[Record list start]

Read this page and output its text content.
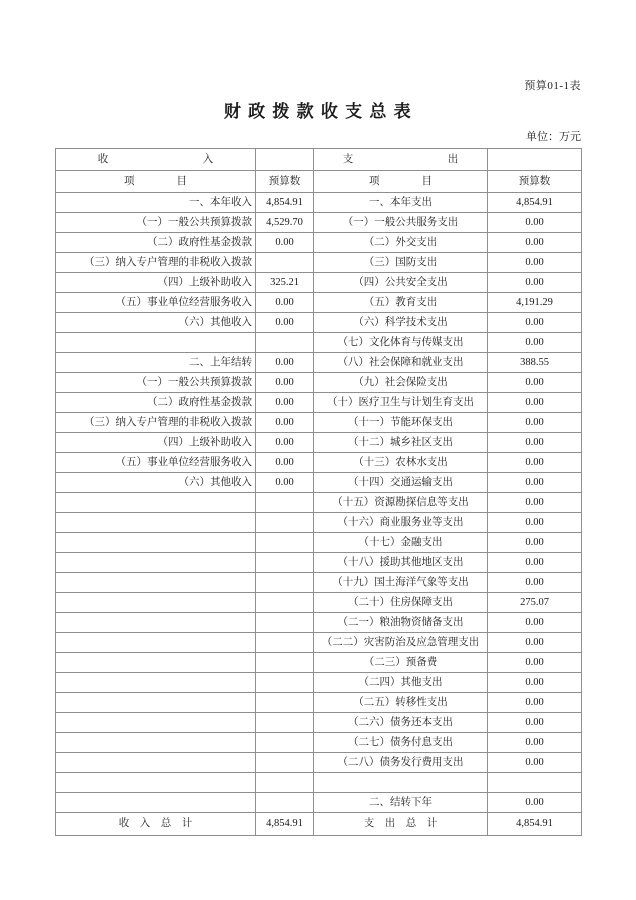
预算01-1表
财 政 拨 款 收 支 总 表
单位：万元
收　　　　　　　　　入		支　　　　　　　　　出	
项　　　　目	预算数	项　　　　目	预算数
一、本年收入	4,854.91	一、本年支出	4,854.91
（一）一般公共预算拨款	4,529.70	（一）一般公共服务支出	0.00
（二）政府性基金拨款	0.00	（二）外交支出	0.00
（三）纳入专户管理的非税收入拨款		（三）国防支出	0.00
（四）上级补助收入	325.21	（四）公共安全支出	0.00
（五）事业单位经营服务收入	0.00	（五）教育支出	4,191.29
（六）其他收入	0.00	（六）科学技术支出	0.00
		（七）文化体育与传媒支出	0.00
二、上年结转	0.00	（八）社会保障和就业支出	388.55
（一）一般公共预算拨款	0.00	（九）社会保险支出	0.00
（二）政府性基金拨款	0.00	（十）医疗卫生与计划生育支出	0.00
（三）纳入专户管理的非税收入拨款	0.00	（十一）节能环保支出	0.00
（四）上级补助收入	0.00	（十二）城乡社区支出	0.00
（五）事业单位经营服务收入	0.00	（十三）农林水支出	0.00
（六）其他收入	0.00	（十四）交通运输支出	0.00
		（十五）资源勘探信息等支出	0.00
		（十六）商业服务业等支出	0.00
		（十七）金融支出	0.00
		（十八）援助其他地区支出	0.00
		（十九）国土海洋气象等支出	0.00
		（二十）住房保障支出	275.07
		（二一）粮油物资储备支出	0.00
		（二二）灾害防治及应急管理支出	0.00
		（二三）预备费	0.00
		（二四）其他支出	0.00
		（二五）转移性支出	0.00
		（二六）债务还本支出	0.00
		（二七）债务付息支出	0.00
		（二八）债务发行费用支出	0.00

		二、结转下年	0.00
收　入　总　计	4,854.91	支　出　总　计	4,854.91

[Record list end]

**Goal:** All of the records need repeating exactly, except for the pictures.

**Response to this task:**
Read this page and output its text content.
预算01-1表
财 政 拨 款 收 支 总 表
单位：万元
收　　　　　　　　　入		支　　　　　　　　　出	
项　　　　目	预算数	项　　　　目	预算数
一、本年收入	4,854.91	一、本年支出	4,854.91
（一）一般公共预算拨款	4,529.70	（一）一般公共服务支出	0.00
（二）政府性基金拨款	0.00	（二）外交支出	0.00
（三）纳入专户管理的非税收入拨款		（三）国防支出	0.00
（四）上级补助收入	325.21	（四）公共安全支出	0.00
（五）事业单位经营服务收入	0.00	（五）教育支出	4,191.29
（六）其他收入	0.00	（六）科学技术支出	0.00
		（七）文化体育与传媒支出	0.00
二、上年结转	0.00	（八）社会保障和就业支出	388.55
（一）一般公共预算拨款	0.00	（九）社会保险支出	0.00
（二）政府性基金拨款	0.00	（十）医疗卫生与计划生育支出	0.00
（三）纳入专户管理的非税收入拨款	0.00	（十一）节能环保支出	0.00
（四）上级补助收入	0.00	（十二）城乡社区支出	0.00
（五）事业单位经营服务收入	0.00	（十三）农林水支出	0.00
（六）其他收入	0.00	（十四）交通运输支出	0.00
		（十五）资源勘探信息等支出	0.00
		（十六）商业服务业等支出	0.00
		（十七）金融支出	0.00
		（十八）援助其他地区支出	0.00
		（十九）国土海洋气象等支出	0.00
		（二十）住房保障支出	275.07
		（二一）粮油物资储备支出	0.00
		（二二）灾害防治及应急管理支出	0.00
		（二三）预备费	0.00
		（二四）其他支出	0.00
		（二五）转移性支出	0.00
		（二六）债务还本支出	0.00
		（二七）债务付息支出	0.00
		（二八）债务发行费用支出	0.00

		二、结转下年	0.00
收　入　总　计	4,854.91	支　出　总　计	4,854.91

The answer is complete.